• [WRITTEN PROBLEM]: Output every record below exactly as it appears.

— START OF DATA PROVIDED —

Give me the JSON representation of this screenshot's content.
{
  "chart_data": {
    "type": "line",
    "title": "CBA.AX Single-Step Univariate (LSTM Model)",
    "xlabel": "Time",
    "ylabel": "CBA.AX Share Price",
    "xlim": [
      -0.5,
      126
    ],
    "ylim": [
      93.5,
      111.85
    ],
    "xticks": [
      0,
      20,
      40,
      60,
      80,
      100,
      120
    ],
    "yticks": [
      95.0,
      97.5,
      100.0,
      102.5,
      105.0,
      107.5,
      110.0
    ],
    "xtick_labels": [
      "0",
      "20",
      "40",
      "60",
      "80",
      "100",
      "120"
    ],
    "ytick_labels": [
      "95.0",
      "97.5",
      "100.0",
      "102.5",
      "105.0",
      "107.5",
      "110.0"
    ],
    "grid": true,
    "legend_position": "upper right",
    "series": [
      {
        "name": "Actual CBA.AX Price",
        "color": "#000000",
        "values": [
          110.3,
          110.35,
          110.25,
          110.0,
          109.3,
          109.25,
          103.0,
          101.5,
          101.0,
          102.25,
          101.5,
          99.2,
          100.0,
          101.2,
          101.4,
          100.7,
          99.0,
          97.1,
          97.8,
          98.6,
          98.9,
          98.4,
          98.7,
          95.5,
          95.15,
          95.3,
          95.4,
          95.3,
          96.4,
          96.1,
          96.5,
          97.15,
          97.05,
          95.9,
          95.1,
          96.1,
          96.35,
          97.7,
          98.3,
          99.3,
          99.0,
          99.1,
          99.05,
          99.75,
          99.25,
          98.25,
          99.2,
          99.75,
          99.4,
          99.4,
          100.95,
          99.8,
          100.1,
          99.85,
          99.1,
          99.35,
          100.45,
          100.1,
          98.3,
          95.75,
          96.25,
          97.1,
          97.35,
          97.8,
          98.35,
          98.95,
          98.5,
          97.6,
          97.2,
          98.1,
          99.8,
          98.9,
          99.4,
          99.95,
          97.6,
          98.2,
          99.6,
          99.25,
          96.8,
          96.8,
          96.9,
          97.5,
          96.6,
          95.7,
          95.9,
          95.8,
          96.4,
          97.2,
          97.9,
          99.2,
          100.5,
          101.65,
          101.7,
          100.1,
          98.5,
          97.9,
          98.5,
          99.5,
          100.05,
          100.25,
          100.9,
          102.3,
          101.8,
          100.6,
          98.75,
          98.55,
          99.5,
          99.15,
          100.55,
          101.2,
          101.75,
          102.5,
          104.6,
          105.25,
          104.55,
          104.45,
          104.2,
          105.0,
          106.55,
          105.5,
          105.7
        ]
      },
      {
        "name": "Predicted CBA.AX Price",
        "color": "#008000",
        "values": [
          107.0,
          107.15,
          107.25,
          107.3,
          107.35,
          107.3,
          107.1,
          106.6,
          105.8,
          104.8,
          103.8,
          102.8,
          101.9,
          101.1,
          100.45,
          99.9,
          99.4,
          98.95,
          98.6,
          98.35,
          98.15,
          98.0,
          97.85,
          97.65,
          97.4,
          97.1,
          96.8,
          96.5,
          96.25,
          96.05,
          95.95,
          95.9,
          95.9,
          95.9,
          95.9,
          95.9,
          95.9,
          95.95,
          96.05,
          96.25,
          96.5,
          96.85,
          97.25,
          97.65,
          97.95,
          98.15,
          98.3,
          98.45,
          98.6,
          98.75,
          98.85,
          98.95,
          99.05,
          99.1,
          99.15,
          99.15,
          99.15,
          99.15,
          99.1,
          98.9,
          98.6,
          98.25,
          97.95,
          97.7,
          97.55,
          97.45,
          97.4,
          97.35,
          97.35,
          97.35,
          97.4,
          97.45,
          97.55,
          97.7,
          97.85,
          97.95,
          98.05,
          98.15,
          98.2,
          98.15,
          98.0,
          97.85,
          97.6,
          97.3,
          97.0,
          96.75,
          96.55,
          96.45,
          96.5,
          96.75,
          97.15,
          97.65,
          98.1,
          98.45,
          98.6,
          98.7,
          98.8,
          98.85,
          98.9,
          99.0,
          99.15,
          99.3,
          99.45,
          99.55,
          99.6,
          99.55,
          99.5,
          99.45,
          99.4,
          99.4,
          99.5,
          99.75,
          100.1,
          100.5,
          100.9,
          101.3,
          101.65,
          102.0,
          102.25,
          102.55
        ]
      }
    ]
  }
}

— END OF DATA PROVIDED —

• [EXERCISE ANSWER]:
Give me the JSON representation of this screenshot's content.
{
  "chart_data": {
    "type": "line",
    "title": "CBA.AX Single-Step Univariate (LSTM Model)",
    "xlabel": "Time",
    "ylabel": "CBA.AX Share Price",
    "xlim": [
      -0.5,
      126
    ],
    "ylim": [
      93.5,
      111.85
    ],
    "xticks": [
      0,
      20,
      40,
      60,
      80,
      100,
      120
    ],
    "yticks": [
      95.0,
      97.5,
      100.0,
      102.5,
      105.0,
      107.5,
      110.0
    ],
    "xtick_labels": [
      "0",
      "20",
      "40",
      "60",
      "80",
      "100",
      "120"
    ],
    "ytick_labels": [
      "95.0",
      "97.5",
      "100.0",
      "102.5",
      "105.0",
      "107.5",
      "110.0"
    ],
    "grid": true,
    "legend_position": "upper right",
    "series": [
      {
        "name": "Actual CBA.AX Price",
        "color": "#000000",
        "values": [
          110.3,
          110.35,
          110.25,
          110.0,
          109.3,
          109.25,
          103.0,
          101.5,
          101.0,
          102.25,
          101.5,
          99.2,
          100.0,
          101.2,
          101.4,
          100.7,
          99.0,
          97.1,
          97.8,
          98.6,
          98.9,
          98.4,
          98.7,
          95.5,
          95.15,
          95.3,
          95.4,
          95.3,
          96.4,
          96.1,
          96.5,
          97.15,
          97.05,
          95.9,
          95.1,
          96.1,
          96.35,
          97.7,
          98.3,
          99.3,
          99.0,
          99.1,
          99.05,
          99.75,
          99.25,
          98.25,
          99.2,
          99.75,
          99.4,
          99.4,
          100.95,
          99.8,
          100.1,
          99.85,
          99.1,
          99.35,
          100.45,
          100.1,
          98.3,
          95.75,
          96.25,
          97.1,
          97.35,
          97.8,
          98.35,
          98.95,
          98.5,
          97.6,
          97.2,
          98.1,
          99.8,
          98.9,
          99.4,
          99.95,
          97.6,
          98.2,
          99.6,
          99.25,
          96.8,
          96.8,
          96.9,
          97.5,
          96.6,
          95.7,
          95.9,
          95.8,
          96.4,
          97.2,
          97.9,
          99.2,
          100.5,
          101.65,
          101.7,
          100.1,
          98.5,
          97.9,
          98.5,
          99.5,
          100.05,
          100.25,
          100.9,
          102.3,
          101.8,
          100.6,
          98.75,
          98.55,
          99.5,
          99.15,
          100.55,
          101.2,
          101.75,
          102.5,
          104.6,
          105.25,
          104.55,
          104.45,
          104.2,
          105.0,
          106.55,
          105.5,
          105.7
        ]
      },
      {
        "name": "Predicted CBA.AX Price",
        "color": "#008000",
        "values": [
          107.0,
          107.15,
          107.25,
          107.3,
          107.35,
          107.3,
          107.1,
          106.6,
          105.8,
          104.8,
          103.8,
          102.8,
          101.9,
          101.1,
          100.45,
          99.9,
          99.4,
          98.95,
          98.6,
          98.35,
          98.15,
          98.0,
          97.85,
          97.65,
          97.4,
          97.1,
          96.8,
          96.5,
          96.25,
          96.05,
          95.95,
          95.9,
          95.9,
          95.9,
          95.9,
          95.9,
          95.9,
          95.95,
          96.05,
          96.25,
          96.5,
          96.85,
          97.25,
          97.65,
          97.95,
          98.15,
          98.3,
          98.45,
          98.6,
          98.75,
          98.85,
          98.95,
          99.05,
          99.1,
          99.15,
          99.15,
          99.15,
          99.15,
          99.1,
          98.9,
          98.6,
          98.25,
          97.95,
          97.7,
          97.55,
          97.45,
          97.4,
          97.35,
          97.35,
          97.35,
          97.4,
          97.45,
          97.55,
          97.7,
          97.85,
          97.95,
          98.05,
          98.15,
          98.2,
          98.15,
          98.0,
          97.85,
          97.6,
          97.3,
          97.0,
          96.75,
          96.55,
          96.45,
          96.5,
          96.75,
          97.15,
          97.65,
          98.1,
          98.45,
          98.6,
          98.7,
          98.8,
          98.85,
          98.9,
          99.0,
          99.15,
          99.3,
          99.45,
          99.55,
          99.6,
          99.55,
          99.5,
          99.45,
          99.4,
          99.4,
          99.5,
          99.75,
          100.1,
          100.5,
          100.9,
          101.3,
          101.65,
          102.0,
          102.25,
          102.55
        ]
      }
    ]
  }
}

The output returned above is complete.